▼

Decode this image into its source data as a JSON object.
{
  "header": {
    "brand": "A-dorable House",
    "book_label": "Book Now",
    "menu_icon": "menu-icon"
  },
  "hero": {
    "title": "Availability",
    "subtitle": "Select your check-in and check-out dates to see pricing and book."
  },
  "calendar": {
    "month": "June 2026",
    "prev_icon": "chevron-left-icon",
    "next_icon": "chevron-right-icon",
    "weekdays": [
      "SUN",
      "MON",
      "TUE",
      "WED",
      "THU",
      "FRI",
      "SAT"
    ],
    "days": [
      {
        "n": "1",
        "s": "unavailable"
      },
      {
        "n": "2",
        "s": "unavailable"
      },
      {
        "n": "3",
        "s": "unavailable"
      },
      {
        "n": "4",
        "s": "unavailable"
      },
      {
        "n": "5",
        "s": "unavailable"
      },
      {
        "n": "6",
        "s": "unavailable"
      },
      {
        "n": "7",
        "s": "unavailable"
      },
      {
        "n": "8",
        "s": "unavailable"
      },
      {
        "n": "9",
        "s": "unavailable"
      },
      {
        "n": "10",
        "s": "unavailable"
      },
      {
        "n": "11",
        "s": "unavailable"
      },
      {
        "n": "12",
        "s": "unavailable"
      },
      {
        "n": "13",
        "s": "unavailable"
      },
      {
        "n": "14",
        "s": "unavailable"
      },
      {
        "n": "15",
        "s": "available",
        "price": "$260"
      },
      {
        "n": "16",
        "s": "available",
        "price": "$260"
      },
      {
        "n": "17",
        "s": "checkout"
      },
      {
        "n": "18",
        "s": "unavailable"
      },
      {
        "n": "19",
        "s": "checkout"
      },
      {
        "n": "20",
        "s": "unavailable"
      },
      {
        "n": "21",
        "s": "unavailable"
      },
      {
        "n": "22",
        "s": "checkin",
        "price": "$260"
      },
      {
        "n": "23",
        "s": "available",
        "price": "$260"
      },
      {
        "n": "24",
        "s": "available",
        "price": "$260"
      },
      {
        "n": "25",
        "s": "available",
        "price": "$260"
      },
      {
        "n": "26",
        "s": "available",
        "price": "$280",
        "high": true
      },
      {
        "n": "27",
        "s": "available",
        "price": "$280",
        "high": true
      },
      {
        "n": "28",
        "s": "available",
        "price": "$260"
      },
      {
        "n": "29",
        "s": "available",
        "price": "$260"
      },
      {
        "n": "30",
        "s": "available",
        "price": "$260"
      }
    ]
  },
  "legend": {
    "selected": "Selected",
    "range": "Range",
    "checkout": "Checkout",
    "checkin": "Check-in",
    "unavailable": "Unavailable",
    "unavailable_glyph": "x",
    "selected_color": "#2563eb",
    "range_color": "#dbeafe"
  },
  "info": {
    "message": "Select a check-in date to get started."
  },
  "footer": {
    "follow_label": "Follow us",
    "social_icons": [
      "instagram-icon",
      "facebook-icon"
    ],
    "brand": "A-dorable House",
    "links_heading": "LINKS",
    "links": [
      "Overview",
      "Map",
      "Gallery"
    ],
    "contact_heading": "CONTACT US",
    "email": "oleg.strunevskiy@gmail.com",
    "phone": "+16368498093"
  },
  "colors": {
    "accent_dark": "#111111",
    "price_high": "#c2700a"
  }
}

▲

Problem:
Each record should come back exactly as written.

Solved exercise:
Decode this image into its source data as a JSON object.
{
  "header": {
    "brand": "A-dorable House",
    "book_label": "Book Now",
    "menu_icon": "menu-icon"
  },
  "hero": {
    "title": "Availability",
    "subtitle": "Select your check-in and check-out dates to see pricing and book."
  },
  "calendar": {
    "month": "June 2026",
    "prev_icon": "chevron-left-icon",
    "next_icon": "chevron-right-icon",
    "weekdays": [
      "SUN",
      "MON",
      "TUE",
      "WED",
      "THU",
      "FRI",
      "SAT"
    ],
    "days": [
      {
        "n": "1",
        "s": "unavailable"
      },
      {
        "n": "2",
        "s": "unavailable"
      },
      {
        "n": "3",
        "s": "unavailable"
      },
      {
        "n": "4",
        "s": "unavailable"
      },
      {
        "n": "5",
        "s": "unavailable"
      },
      {
        "n": "6",
        "s": "unavailable"
      },
      {
        "n": "7",
        "s": "unavailable"
      },
      {
        "n": "8",
        "s": "unavailable"
      },
      {
        "n": "9",
        "s": "unavailable"
      },
      {
        "n": "10",
        "s": "unavailable"
      },
      {
        "n": "11",
        "s": "unavailable"
      },
      {
        "n": "12",
        "s": "unavailable"
      },
      {
        "n": "13",
        "s": "unavailable"
      },
      {
        "n": "14",
        "s": "unavailable"
      },
      {
        "n": "15",
        "s": "available",
        "price": "$260"
      },
      {
        "n": "16",
        "s": "available",
        "price": "$260"
      },
      {
        "n": "17",
        "s": "checkout"
      },
      {
        "n": "18",
        "s": "unavailable"
      },
      {
        "n": "19",
        "s": "checkout"
      },
      {
        "n": "20",
        "s": "unavailable"
      },
      {
        "n": "21",
        "s": "unavailable"
      },
      {
        "n": "22",
        "s": "checkin",
        "price": "$260"
      },
      {
        "n": "23",
        "s": "available",
        "price": "$260"
      },
      {
        "n": "24",
        "s": "available",
        "price": "$260"
      },
      {
        "n": "25",
        "s": "available",
        "price": "$260"
      },
      {
        "n": "26",
        "s": "available",
        "price": "$280",
        "high": true
      },
      {
        "n": "27",
        "s": "available",
        "price": "$280",
        "high": true
      },
      {
        "n": "28",
        "s": "available",
        "price": "$260"
      },
      {
        "n": "29",
        "s": "available",
        "price": "$260"
      },
      {
        "n": "30",
        "s": "available",
        "price": "$260"
      }
    ]
  },
  "legend": {
    "selected": "Selected",
    "range": "Range",
    "checkout": "Checkout",
    "checkin": "Check-in",
    "unavailable": "Unavailable",
    "unavailable_glyph": "x",
    "selected_color": "#2563eb",
    "range_color": "#dbeafe"
  },
  "info": {
    "message": "Select a check-in date to get started."
  },
  "footer": {
    "follow_label": "Follow us",
    "social_icons": [
      "instagram-icon",
      "facebook-icon"
    ],
    "brand": "A-dorable House",
    "links_heading": "LINKS",
    "links": [
      "Overview",
      "Map",
      "Gallery"
    ],
    "contact_heading": "CONTACT US",
    "email": "oleg.strunevskiy@gmail.com",
    "phone": "+16368498093"
  },
  "colors": {
    "accent_dark": "#111111",
    "price_high": "#c2700a"
  }
}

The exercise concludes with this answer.